### [Request]
Transcribe the material below exactly as it appears.

### [Information provided]
+++++

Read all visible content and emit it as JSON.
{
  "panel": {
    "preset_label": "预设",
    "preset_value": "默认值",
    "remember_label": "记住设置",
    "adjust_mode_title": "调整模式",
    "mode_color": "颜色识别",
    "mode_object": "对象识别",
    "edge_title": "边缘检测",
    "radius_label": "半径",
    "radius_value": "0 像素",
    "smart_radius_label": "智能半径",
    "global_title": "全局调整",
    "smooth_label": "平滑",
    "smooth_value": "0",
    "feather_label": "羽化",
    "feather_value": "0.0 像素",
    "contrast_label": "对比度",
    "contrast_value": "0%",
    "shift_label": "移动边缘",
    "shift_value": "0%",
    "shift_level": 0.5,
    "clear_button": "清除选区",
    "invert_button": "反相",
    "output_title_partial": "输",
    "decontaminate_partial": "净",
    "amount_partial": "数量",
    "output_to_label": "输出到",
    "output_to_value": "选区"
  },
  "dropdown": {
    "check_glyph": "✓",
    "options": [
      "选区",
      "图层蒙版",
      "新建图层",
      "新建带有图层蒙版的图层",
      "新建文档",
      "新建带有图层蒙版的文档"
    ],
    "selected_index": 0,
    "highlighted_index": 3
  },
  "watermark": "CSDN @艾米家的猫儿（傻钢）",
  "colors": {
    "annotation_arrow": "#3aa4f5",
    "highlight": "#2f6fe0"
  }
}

+++++

### [Reply to the task]
Read all visible content and emit it as JSON.
{
  "panel": {
    "preset_label": "预设",
    "preset_value": "默认值",
    "remember_label": "记住设置",
    "adjust_mode_title": "调整模式",
    "mode_color": "颜色识别",
    "mode_object": "对象识别",
    "edge_title": "边缘检测",
    "radius_label": "半径",
    "radius_value": "0 像素",
    "smart_radius_label": "智能半径",
    "global_title": "全局调整",
    "smooth_label": "平滑",
    "smooth_value": "0",
    "feather_label": "羽化",
    "feather_value": "0.0 像素",
    "contrast_label": "对比度",
    "contrast_value": "0%",
    "shift_label": "移动边缘",
    "shift_value": "0%",
    "shift_level": 0.5,
    "clear_button": "清除选区",
    "invert_button": "反相",
    "output_title_partial": "输",
    "decontaminate_partial": "净",
    "amount_partial": "数量",
    "output_to_label": "输出到",
    "output_to_value": "选区"
  },
  "dropdown": {
    "check_glyph": "✓",
    "options": [
      "选区",
      "图层蒙版",
      "新建图层",
      "新建带有图层蒙版的图层",
      "新建文档",
      "新建带有图层蒙版的文档"
    ],
    "selected_index": 0,
    "highlighted_index": 3
  },
  "watermark": "CSDN @艾米家的猫儿（傻钢）",
  "colors": {
    "annotation_arrow": "#3aa4f5",
    "highlight": "#2f6fe0"
  }
}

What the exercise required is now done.